What is asked |
Could you write out the records below exactly as they appear?

## START Record excerpts

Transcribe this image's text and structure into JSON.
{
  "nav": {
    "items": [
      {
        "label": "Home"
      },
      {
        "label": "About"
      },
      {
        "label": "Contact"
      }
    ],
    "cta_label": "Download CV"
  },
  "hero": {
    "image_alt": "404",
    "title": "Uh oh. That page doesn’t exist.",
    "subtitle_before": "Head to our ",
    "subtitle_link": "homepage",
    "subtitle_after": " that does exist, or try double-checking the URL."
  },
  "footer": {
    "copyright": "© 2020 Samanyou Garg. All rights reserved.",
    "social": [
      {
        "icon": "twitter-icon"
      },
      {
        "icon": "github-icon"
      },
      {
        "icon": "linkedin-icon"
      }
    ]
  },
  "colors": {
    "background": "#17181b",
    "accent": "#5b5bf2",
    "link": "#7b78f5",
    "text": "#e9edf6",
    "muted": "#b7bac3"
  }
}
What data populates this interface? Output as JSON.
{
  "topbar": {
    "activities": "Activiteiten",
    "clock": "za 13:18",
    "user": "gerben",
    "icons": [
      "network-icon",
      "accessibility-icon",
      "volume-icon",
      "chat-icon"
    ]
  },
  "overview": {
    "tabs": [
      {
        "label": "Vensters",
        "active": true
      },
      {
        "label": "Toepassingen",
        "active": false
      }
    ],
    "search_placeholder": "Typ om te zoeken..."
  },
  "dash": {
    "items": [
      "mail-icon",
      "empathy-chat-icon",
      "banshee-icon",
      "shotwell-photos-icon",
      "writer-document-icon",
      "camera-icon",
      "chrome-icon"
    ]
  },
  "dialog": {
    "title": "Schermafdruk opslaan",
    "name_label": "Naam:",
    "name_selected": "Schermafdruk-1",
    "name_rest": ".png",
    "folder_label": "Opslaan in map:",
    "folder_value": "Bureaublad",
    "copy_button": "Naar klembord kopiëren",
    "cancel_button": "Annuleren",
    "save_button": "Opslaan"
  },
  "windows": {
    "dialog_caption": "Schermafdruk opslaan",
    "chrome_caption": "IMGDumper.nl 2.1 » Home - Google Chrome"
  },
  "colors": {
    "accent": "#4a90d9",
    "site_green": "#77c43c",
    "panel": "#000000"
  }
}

## END Record excerpts

Written answer |
Transcribe this image's text and structure into JSON.
{
  "nav": {
    "items": [
      {
        "label": "Home"
      },
      {
        "label": "About"
      },
      {
        "label": "Contact"
      }
    ],
    "cta_label": "Download CV"
  },
  "hero": {
    "image_alt": "404",
    "title": "Uh oh. That page doesn’t exist.",
    "subtitle_before": "Head to our ",
    "subtitle_link": "homepage",
    "subtitle_after": " that does exist, or try double-checking the URL."
  },
  "footer": {
    "copyright": "© 2020 Samanyou Garg. All rights reserved.",
    "social": [
      {
        "icon": "twitter-icon"
      },
      {
        "icon": "github-icon"
      },
      {
        "icon": "linkedin-icon"
      }
    ]
  },
  "colors": {
    "background": "#17181b",
    "accent": "#5b5bf2",
    "link": "#7b78f5",
    "text": "#e9edf6",
    "muted": "#b7bac3"
  }
}
What data populates this interface? Output as JSON.
{
  "topbar": {
    "activities": "Activiteiten",
    "clock": "za 13:18",
    "user": "gerben",
    "icons": [
      "network-icon",
      "accessibility-icon",
      "volume-icon",
      "chat-icon"
    ]
  },
  "overview": {
    "tabs": [
      {
        "label": "Vensters",
        "active": true
      },
      {
        "label": "Toepassingen",
        "active": false
      }
    ],
    "search_placeholder": "Typ om te zoeken..."
  },
  "dash": {
    "items": [
      "mail-icon",
      "empathy-chat-icon",
      "banshee-icon",
      "shotwell-photos-icon",
      "writer-document-icon",
      "camera-icon",
      "chrome-icon"
    ]
  },
  "dialog": {
    "title": "Schermafdruk opslaan",
    "name_label": "Naam:",
    "name_selected": "Schermafdruk-1",
    "name_rest": ".png",
    "folder_label": "Opslaan in map:",
    "folder_value": "Bureaublad",
    "copy_button": "Naar klembord kopiëren",
    "cancel_button": "Annuleren",
    "save_button": "Opslaan"
  },
  "windows": {
    "dialog_caption": "Schermafdruk opslaan",
    "chrome_caption": "IMGDumper.nl 2.1 » Home - Google Chrome"
  },
  "colors": {
    "accent": "#4a90d9",
    "site_green": "#77c43c",
    "panel": "#000000"
  }
}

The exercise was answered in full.